## Task directions
Scan the records for the word "this". Copy each line that includes it.

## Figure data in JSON
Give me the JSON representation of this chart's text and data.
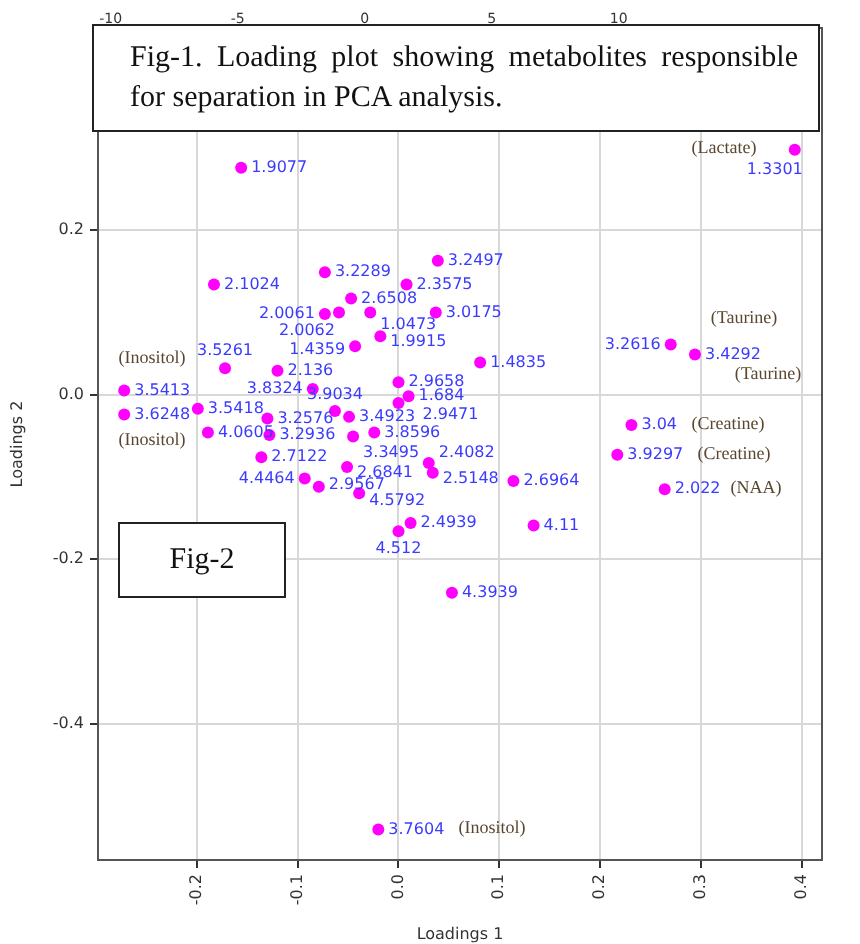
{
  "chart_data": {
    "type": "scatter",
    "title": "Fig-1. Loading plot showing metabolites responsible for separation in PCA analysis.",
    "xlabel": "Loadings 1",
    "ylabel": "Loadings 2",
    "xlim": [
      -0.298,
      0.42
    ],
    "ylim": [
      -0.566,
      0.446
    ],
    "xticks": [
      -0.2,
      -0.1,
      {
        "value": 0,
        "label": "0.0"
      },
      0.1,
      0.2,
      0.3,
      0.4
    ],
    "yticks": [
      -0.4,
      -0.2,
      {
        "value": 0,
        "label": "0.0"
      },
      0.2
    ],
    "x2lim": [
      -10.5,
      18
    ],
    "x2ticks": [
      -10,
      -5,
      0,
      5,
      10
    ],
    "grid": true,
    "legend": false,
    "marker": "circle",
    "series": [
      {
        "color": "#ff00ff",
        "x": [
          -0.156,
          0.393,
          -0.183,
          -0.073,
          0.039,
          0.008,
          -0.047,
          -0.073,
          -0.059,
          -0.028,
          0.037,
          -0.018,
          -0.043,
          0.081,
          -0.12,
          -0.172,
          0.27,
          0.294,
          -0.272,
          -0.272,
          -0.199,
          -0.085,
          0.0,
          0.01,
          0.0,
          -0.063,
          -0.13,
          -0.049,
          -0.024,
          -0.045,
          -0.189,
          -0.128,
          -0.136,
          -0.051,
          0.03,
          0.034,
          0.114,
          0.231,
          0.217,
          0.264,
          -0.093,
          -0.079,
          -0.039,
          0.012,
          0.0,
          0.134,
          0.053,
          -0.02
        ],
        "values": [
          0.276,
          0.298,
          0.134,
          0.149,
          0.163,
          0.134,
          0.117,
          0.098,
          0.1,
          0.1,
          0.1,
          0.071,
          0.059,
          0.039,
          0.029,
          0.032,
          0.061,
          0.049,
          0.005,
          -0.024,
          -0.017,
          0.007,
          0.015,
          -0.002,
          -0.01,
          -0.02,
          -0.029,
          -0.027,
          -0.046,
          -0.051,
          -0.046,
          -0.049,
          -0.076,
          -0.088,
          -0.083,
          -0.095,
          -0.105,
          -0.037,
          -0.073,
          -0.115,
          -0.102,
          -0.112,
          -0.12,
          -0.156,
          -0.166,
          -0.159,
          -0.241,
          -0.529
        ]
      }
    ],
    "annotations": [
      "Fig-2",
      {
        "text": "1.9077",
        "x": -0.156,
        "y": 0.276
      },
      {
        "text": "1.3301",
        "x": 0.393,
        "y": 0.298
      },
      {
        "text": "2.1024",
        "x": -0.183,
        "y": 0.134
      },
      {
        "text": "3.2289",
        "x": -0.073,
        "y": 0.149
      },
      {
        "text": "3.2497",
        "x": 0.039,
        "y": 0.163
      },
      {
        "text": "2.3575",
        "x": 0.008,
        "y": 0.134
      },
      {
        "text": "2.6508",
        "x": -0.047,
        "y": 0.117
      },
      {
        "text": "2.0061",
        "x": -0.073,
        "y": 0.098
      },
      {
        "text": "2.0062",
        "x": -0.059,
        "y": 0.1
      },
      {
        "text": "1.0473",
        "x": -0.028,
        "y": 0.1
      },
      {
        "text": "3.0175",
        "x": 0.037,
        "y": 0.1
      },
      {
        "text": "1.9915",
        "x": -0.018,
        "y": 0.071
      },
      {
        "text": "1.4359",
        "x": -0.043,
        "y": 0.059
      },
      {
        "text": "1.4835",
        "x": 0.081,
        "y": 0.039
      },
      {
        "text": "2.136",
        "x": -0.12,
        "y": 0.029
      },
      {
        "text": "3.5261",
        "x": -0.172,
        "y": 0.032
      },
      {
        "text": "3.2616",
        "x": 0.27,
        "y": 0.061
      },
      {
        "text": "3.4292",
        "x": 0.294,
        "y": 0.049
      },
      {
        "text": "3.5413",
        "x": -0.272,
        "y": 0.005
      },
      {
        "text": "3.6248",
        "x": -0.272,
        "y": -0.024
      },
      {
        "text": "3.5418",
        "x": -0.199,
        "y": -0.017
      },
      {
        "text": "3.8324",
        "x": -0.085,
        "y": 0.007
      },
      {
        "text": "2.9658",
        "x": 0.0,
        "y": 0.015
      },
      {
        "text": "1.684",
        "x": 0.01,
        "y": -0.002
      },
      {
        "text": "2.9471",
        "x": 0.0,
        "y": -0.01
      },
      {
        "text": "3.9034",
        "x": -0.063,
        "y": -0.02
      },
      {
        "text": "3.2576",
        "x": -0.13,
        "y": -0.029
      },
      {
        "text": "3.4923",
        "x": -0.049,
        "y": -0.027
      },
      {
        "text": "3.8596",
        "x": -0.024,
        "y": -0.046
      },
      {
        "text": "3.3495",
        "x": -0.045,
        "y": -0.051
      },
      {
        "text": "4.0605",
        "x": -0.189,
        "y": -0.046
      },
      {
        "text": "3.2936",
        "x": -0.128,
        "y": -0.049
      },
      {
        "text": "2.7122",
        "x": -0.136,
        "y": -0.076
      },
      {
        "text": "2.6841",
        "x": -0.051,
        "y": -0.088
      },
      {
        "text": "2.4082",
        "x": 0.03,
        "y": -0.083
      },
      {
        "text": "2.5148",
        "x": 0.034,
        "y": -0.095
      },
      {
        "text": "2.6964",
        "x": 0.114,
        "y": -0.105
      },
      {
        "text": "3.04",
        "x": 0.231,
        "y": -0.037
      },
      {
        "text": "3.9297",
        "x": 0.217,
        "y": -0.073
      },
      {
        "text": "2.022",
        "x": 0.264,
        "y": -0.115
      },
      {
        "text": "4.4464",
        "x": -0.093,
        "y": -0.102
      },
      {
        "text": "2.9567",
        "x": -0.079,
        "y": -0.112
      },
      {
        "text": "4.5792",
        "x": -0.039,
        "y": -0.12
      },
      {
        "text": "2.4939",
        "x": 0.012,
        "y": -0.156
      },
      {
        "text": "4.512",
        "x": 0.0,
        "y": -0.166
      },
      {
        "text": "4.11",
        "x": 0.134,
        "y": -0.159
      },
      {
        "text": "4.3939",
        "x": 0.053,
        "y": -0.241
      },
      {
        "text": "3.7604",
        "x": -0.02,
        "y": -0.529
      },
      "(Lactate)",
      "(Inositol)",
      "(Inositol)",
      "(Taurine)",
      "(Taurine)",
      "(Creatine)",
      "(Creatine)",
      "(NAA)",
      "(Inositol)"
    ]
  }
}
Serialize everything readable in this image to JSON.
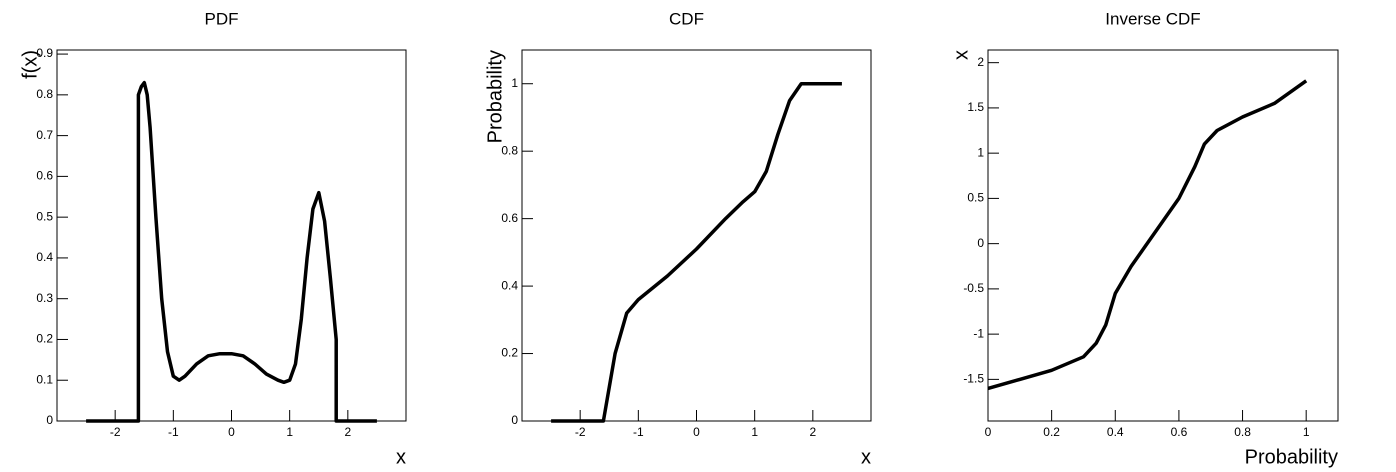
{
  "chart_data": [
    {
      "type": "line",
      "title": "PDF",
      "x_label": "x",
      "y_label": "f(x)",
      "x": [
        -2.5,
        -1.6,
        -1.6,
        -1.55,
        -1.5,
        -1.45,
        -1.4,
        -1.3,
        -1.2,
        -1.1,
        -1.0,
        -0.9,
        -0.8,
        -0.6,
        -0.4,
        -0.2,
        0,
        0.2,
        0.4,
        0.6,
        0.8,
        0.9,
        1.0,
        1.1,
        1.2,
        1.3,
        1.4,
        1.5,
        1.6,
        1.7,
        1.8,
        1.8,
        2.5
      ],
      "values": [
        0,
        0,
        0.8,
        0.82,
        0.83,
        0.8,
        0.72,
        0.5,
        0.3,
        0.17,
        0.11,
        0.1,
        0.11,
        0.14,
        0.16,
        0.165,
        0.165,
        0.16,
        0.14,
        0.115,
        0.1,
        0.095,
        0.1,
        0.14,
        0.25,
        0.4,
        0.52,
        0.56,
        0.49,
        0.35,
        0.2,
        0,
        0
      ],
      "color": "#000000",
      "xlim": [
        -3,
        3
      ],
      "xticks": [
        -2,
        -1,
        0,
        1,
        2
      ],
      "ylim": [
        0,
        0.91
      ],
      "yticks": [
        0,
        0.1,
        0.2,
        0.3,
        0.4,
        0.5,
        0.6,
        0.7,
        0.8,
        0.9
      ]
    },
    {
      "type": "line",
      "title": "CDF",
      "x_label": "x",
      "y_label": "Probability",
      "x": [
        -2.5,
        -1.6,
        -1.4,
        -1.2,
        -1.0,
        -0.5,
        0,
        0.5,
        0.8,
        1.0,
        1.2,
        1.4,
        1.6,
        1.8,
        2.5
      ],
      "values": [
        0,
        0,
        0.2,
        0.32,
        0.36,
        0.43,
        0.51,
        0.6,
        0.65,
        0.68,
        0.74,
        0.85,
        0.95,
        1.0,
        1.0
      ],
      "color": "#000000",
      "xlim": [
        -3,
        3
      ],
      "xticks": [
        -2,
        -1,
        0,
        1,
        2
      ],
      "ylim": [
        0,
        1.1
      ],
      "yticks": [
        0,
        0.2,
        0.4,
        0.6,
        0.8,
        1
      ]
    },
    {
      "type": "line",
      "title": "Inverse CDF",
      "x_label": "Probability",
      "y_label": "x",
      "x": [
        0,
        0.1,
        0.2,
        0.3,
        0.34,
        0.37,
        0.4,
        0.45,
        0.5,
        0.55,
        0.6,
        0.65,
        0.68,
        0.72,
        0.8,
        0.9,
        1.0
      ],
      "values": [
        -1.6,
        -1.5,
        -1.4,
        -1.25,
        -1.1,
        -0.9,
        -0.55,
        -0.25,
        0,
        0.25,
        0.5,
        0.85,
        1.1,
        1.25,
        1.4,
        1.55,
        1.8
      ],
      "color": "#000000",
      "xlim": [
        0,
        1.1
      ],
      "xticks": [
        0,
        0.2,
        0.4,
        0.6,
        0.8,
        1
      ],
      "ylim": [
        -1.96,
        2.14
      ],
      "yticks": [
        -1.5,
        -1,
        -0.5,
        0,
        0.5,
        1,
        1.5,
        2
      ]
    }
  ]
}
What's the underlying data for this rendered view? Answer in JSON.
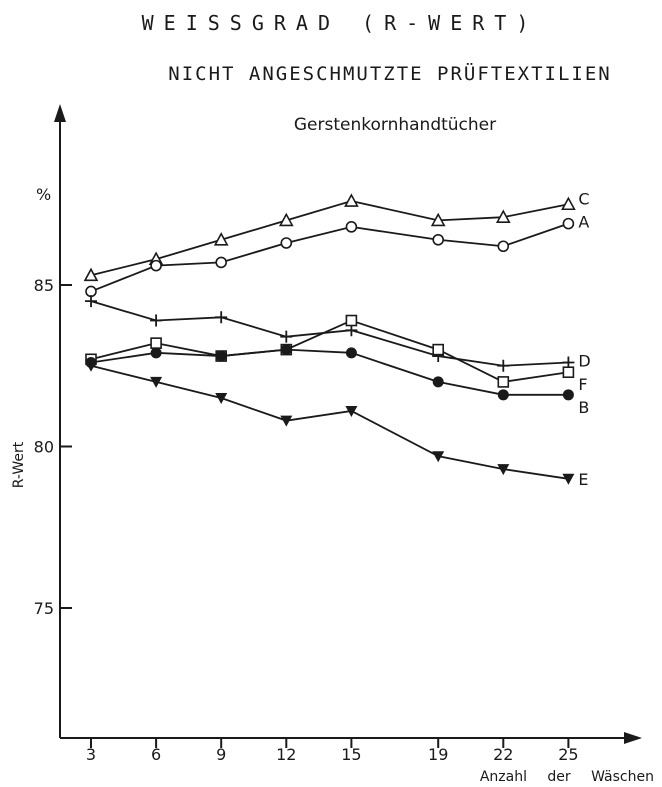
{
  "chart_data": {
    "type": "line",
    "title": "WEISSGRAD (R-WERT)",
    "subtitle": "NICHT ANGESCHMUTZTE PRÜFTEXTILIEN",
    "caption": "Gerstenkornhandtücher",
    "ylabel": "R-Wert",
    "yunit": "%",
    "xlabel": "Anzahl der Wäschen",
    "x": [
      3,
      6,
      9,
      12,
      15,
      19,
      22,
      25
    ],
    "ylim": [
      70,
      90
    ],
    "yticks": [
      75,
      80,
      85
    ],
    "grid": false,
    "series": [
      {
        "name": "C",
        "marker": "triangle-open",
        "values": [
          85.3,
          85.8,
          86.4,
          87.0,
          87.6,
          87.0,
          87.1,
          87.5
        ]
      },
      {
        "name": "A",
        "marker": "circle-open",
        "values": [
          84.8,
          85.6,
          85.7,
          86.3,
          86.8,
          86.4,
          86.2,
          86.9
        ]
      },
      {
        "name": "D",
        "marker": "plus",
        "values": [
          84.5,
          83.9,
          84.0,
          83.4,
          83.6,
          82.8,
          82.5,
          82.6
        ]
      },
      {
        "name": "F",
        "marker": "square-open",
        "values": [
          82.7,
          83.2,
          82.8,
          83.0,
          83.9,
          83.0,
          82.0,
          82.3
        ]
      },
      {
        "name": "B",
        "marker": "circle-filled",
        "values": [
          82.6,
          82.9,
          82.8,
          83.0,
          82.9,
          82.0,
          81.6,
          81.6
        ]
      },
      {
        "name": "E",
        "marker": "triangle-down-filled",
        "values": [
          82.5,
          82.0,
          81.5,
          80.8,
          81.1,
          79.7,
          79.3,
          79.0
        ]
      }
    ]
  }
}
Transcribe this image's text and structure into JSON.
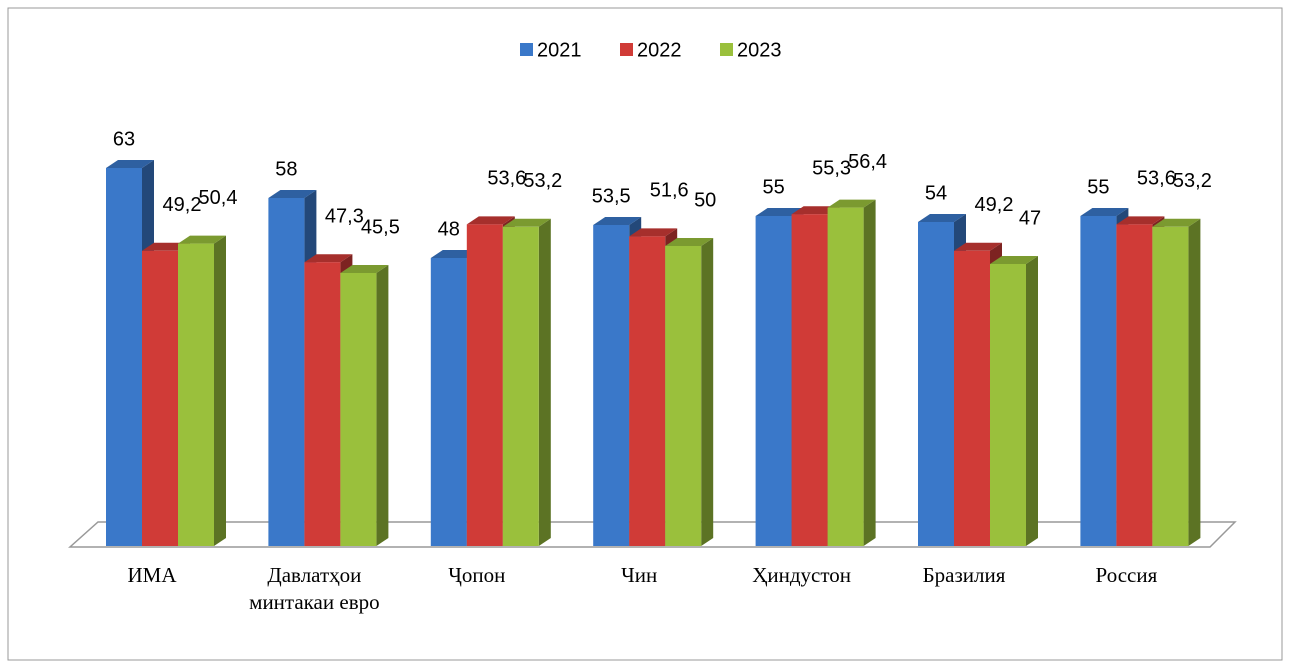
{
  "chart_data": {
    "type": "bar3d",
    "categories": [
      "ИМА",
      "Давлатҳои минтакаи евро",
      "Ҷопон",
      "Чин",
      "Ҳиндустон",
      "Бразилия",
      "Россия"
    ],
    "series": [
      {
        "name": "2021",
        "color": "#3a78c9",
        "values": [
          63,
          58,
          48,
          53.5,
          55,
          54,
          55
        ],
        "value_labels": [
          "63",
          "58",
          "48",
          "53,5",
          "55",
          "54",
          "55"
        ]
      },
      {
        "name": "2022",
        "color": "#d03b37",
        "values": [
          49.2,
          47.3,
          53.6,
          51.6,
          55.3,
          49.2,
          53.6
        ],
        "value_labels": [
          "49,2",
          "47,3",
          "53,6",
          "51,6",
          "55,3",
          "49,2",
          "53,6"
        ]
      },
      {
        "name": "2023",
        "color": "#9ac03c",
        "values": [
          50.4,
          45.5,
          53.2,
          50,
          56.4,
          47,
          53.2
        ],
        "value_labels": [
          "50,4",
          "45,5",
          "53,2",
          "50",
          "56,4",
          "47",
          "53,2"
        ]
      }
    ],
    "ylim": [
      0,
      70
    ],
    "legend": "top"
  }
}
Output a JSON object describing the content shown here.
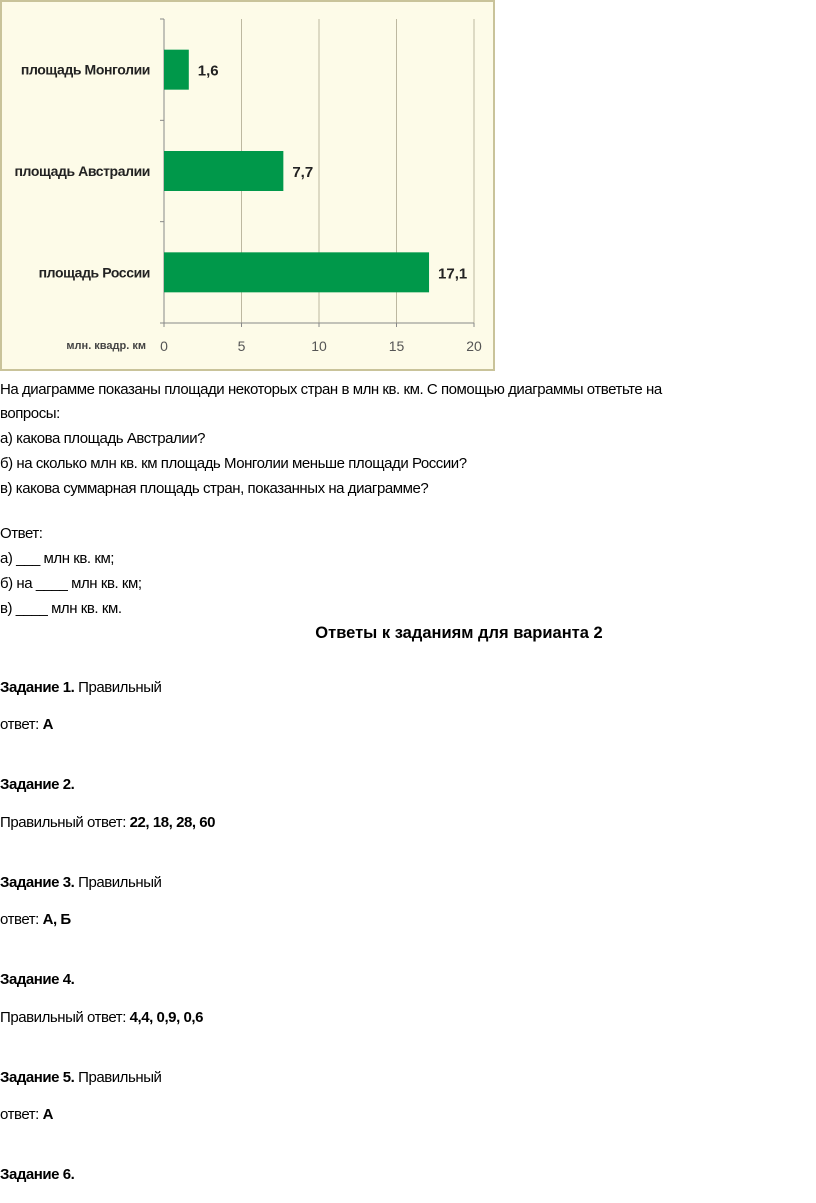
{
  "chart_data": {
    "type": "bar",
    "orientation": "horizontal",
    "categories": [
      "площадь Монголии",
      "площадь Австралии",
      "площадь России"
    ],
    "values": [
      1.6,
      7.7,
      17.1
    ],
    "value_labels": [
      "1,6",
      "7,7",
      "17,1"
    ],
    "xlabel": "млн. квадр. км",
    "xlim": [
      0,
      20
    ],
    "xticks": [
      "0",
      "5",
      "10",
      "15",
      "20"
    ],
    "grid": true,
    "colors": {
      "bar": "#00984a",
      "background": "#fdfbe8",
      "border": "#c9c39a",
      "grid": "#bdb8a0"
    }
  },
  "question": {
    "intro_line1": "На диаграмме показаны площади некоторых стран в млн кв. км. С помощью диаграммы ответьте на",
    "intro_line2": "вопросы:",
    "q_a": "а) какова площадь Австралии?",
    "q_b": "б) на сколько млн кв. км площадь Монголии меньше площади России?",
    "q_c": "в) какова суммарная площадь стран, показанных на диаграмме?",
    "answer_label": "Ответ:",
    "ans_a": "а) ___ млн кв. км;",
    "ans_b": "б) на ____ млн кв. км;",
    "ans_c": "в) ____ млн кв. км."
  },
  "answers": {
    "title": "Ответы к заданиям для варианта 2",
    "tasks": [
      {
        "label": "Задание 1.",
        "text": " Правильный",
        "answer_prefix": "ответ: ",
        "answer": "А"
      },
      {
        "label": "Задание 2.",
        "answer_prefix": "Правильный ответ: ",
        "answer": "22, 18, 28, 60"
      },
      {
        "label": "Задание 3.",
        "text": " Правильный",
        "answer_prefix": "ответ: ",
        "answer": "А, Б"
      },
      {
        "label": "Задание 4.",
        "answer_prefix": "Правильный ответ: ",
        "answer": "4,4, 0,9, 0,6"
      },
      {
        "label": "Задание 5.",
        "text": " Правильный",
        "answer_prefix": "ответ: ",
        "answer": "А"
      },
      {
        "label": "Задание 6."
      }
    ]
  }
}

## Solved problem
Give me the JSON representation of this chart's text and data.
Serialize everything readable in this image to JSON.
What's the underlying data for this rendered view? Answer in JSON.
Transcribe this image's text and structure into JSON.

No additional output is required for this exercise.